Objective: All of the data should be repeated exactly; pictures are not part of the copy.

Dataset items

- - - - -

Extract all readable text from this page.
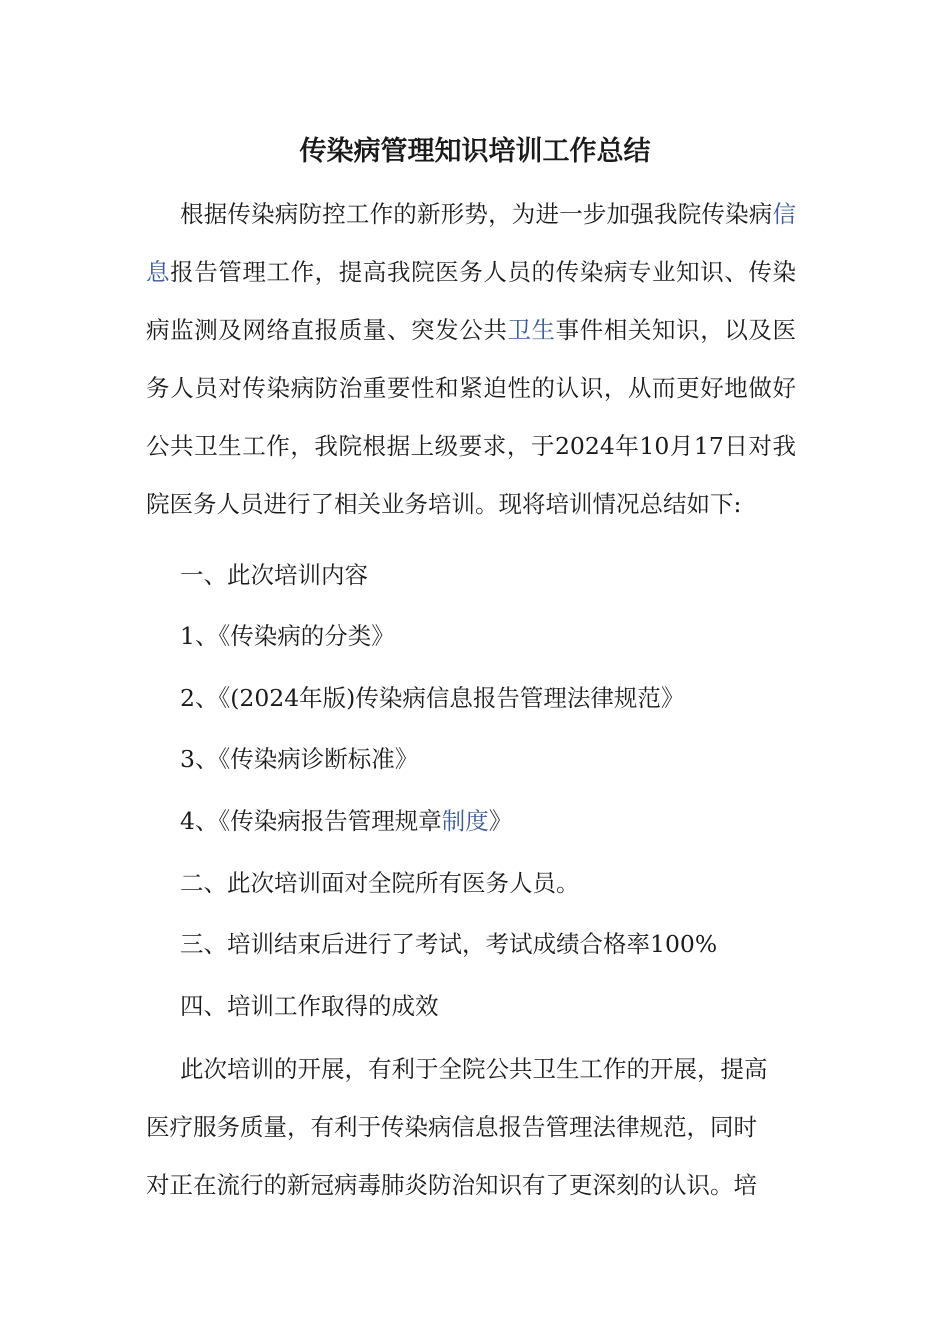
传染病管理知识培训工作总结

根据传染病防控工作的新形势，为进一步加强我院传染病信息报告管理工作，提高我院医务人员的传染病专业知识、传染病监测及网络直报质量、突发公共卫生事件相关知识，以及医务人员对传染病防治重要性和紧迫性的认识，从而更好地做好公共卫生工作，我院根据上级要求，于2024年10月17日对我院医务人员进行了相关业务培训。现将培训情况总结如下:

一、此次培训内容
1、《传染病的分类》
2、《(2024年版)传染病信息报告管理法律规范》
3、《传染病诊断标准》
4、《传染病报告管理规章制度》
二、此次培训面对全院所有医务人员。
三、培训结束后进行了考试，考试成绩合格率100%
四、培训工作取得的成效
此次培训的开展，有利于全院公共卫生工作的开展，提高
医疗服务质量，有利于传染病信息报告管理法律规范，同时
对正在流行的新冠病毒肺炎防治知识有了更深刻的认识。培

- - - - -

Exercise solution:
Extract all readable text from this page.
传染病管理知识培训工作总结

根据传染病防控工作的新形势，为进一步加强我院传染病信息报告管理工作，提高我院医务人员的传染病专业知识、传染病监测及网络直报质量、突发公共卫生事件相关知识，以及医务人员对传染病防治重要性和紧迫性的认识，从而更好地做好公共卫生工作，我院根据上级要求，于2024年10月17日对我院医务人员进行了相关业务培训。现将培训情况总结如下:

一、此次培训内容
1、《传染病的分类》
2、《(2024年版)传染病信息报告管理法律规范》
3、《传染病诊断标准》
4、《传染病报告管理规章制度》
二、此次培训面对全院所有医务人员。
三、培训结束后进行了考试，考试成绩合格率100%
四、培训工作取得的成效
此次培训的开展，有利于全院公共卫生工作的开展，提高
医疗服务质量，有利于传染病信息报告管理法律规范，同时
对正在流行的新冠病毒肺炎防治知识有了更深刻的认识。培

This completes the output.